• [EXERCISE REQUIREMENTS]:
Spot each line in the records below where the word "ylabel" occurs, then copy it.

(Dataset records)
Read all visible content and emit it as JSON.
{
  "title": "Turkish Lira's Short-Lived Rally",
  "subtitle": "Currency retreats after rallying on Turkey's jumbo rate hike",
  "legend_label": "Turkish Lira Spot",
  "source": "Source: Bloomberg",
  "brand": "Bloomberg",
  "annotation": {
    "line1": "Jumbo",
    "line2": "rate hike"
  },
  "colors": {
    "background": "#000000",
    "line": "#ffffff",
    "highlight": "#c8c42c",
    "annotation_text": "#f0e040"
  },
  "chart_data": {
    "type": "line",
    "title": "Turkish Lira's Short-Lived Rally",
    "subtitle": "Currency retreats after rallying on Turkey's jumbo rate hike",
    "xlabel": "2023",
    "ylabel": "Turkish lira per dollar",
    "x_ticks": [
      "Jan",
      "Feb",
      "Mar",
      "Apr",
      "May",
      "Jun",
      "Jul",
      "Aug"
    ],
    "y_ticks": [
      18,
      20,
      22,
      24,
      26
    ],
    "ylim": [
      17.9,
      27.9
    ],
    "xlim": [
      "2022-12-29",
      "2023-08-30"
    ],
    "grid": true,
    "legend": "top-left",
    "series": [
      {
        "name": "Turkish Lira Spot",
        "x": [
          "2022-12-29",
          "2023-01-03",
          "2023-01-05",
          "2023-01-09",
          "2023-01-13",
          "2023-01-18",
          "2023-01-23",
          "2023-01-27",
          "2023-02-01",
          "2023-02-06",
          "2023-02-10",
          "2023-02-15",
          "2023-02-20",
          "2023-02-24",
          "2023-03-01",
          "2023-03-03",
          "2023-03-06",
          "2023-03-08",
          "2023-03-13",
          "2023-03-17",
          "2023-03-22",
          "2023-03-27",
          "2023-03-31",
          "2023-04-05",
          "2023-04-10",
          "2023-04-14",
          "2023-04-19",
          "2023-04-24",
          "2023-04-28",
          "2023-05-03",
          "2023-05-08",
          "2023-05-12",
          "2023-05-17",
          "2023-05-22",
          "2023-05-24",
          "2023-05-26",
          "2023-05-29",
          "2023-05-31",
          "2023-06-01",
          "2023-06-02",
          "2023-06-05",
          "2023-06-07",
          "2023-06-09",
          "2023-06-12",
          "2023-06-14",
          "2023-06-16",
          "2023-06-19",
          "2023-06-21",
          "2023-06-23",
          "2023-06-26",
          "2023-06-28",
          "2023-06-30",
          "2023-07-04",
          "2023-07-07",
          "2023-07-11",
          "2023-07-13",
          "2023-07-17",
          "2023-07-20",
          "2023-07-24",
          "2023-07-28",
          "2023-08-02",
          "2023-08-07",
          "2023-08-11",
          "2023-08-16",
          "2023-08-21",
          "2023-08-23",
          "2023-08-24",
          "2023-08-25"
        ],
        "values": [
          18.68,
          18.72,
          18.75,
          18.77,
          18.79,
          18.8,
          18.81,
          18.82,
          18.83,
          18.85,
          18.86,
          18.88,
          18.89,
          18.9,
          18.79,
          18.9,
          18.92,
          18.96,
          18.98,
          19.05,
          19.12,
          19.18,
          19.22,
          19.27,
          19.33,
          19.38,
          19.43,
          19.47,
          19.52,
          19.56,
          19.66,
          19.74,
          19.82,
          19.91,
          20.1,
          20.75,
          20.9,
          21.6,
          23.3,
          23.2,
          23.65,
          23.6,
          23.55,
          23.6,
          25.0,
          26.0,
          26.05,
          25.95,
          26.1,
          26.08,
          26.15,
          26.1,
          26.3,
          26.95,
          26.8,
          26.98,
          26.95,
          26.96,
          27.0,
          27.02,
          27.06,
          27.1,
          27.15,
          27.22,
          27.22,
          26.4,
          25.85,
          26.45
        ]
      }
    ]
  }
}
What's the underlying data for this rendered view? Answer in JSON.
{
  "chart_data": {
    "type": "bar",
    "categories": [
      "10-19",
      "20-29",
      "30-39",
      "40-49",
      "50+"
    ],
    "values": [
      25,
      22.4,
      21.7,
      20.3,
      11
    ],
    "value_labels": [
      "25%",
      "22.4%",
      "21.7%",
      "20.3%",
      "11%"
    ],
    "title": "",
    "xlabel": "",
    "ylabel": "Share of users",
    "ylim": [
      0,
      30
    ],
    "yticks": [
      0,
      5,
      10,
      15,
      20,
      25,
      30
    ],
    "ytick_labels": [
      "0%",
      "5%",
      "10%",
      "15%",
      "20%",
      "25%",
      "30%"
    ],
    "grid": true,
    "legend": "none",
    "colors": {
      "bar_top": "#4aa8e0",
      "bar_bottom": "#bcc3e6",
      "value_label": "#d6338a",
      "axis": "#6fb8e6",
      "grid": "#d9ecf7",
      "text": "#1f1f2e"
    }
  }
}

• [CORRECT ANSWER]:
    "ylabel": "Turkish lira per dollar",
    "ylabel": "Share of users",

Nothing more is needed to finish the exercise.